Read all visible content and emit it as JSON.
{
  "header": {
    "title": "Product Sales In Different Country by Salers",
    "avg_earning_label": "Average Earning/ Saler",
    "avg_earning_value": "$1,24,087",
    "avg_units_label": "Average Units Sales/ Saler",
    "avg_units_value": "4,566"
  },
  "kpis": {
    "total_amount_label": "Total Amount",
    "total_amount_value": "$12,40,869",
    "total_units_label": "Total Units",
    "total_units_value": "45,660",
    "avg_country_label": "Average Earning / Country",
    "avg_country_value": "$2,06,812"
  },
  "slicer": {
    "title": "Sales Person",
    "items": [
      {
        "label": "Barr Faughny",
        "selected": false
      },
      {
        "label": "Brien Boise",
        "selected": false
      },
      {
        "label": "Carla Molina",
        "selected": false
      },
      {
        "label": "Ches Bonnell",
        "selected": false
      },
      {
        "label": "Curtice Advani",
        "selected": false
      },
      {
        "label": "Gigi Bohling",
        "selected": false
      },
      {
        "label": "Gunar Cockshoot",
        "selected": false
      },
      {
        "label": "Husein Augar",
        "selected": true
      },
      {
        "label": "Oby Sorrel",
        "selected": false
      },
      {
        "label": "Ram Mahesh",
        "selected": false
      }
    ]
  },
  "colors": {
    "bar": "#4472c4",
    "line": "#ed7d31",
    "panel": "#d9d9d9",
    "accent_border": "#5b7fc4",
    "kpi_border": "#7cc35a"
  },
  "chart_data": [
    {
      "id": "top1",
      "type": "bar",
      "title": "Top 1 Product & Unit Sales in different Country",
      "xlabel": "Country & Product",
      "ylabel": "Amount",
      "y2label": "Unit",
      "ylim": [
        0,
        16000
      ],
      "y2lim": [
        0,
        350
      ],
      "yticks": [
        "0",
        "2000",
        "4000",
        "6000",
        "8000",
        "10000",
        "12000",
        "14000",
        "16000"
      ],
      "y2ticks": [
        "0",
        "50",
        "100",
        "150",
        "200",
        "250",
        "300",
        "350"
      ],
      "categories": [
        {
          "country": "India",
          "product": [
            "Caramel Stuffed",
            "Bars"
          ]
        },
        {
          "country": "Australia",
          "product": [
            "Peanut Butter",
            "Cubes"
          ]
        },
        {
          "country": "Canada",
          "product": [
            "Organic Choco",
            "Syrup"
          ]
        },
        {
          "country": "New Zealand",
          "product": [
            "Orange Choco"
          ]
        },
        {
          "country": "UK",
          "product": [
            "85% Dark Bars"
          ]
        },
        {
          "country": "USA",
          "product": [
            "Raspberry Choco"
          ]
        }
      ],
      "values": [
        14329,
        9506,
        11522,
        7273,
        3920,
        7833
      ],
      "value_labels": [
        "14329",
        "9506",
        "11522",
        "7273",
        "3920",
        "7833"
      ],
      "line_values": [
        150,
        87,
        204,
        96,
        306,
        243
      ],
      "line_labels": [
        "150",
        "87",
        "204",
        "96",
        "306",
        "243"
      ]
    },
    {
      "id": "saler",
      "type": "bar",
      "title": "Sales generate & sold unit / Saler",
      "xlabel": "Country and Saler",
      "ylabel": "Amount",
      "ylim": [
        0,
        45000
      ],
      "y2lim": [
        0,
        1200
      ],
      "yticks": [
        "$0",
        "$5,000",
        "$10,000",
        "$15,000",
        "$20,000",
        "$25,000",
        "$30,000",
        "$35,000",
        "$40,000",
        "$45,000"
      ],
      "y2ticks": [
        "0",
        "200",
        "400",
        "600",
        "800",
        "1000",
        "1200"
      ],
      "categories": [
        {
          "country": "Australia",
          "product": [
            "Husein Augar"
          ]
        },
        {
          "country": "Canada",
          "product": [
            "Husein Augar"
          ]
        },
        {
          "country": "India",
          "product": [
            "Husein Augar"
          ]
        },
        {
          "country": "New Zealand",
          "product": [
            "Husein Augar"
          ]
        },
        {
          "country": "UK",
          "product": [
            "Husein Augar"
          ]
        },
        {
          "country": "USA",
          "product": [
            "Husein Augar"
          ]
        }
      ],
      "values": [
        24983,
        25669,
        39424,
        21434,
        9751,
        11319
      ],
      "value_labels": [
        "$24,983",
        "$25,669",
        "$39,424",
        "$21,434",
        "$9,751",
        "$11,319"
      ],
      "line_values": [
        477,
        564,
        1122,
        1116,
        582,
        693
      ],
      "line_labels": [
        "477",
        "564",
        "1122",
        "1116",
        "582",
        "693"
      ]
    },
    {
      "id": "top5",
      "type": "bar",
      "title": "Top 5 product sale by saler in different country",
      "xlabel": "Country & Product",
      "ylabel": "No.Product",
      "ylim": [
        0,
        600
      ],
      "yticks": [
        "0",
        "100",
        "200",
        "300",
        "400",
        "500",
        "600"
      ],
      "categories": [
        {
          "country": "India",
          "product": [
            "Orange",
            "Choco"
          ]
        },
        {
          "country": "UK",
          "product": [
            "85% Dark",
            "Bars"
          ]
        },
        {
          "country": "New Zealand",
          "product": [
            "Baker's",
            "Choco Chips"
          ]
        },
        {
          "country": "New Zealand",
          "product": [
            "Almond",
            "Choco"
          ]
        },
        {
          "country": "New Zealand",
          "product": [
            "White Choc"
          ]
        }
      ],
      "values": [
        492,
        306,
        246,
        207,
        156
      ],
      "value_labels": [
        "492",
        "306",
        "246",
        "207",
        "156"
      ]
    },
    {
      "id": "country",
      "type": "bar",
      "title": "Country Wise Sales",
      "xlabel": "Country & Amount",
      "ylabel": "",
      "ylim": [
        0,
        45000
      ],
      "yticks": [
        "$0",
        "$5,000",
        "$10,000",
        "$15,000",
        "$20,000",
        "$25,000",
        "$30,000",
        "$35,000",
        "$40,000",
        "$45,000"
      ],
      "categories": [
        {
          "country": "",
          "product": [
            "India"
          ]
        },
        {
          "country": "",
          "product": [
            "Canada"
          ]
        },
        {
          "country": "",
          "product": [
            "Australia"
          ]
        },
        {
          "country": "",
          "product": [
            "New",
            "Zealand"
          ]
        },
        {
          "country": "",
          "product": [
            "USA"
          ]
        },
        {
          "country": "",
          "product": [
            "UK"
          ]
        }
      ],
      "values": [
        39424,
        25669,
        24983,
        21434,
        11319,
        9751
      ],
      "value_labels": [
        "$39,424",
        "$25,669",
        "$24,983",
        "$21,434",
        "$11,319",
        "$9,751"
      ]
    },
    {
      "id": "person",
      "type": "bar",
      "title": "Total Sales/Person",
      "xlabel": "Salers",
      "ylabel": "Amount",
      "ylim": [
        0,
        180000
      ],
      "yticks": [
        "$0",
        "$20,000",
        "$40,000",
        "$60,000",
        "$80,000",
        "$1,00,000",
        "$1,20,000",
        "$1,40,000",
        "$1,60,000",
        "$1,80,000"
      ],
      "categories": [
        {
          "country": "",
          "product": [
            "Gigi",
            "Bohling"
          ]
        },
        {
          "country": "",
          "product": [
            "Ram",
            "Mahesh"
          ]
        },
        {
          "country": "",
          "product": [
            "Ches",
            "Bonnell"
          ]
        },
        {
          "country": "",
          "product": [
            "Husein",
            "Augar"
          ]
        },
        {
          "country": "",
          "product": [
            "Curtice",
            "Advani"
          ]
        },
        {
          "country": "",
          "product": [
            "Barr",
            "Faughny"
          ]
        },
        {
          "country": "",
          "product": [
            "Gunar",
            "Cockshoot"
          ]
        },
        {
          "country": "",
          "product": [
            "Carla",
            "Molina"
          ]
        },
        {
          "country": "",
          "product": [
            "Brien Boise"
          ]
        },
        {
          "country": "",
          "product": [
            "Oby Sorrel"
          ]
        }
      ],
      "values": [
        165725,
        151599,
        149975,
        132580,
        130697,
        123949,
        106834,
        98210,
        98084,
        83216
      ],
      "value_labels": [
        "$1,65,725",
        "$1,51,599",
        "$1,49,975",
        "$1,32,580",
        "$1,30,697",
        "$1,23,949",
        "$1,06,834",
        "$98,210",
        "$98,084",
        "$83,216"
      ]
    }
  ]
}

→ Problem description: Return every line of the preceding records in which the word "title" appears.

→ Full answer:
    "title": "Product Sales In Different Country by Salers",
    "title": "Sales Person",
      "title": "Top 1 Product & Unit Sales in different Country",
      "title": "Sales generate & sold unit / Saler",
      "title": "Top 5 product sale by saler in different country",
      "title": "Country Wise Sales",
      "title": "Total Sales/Person",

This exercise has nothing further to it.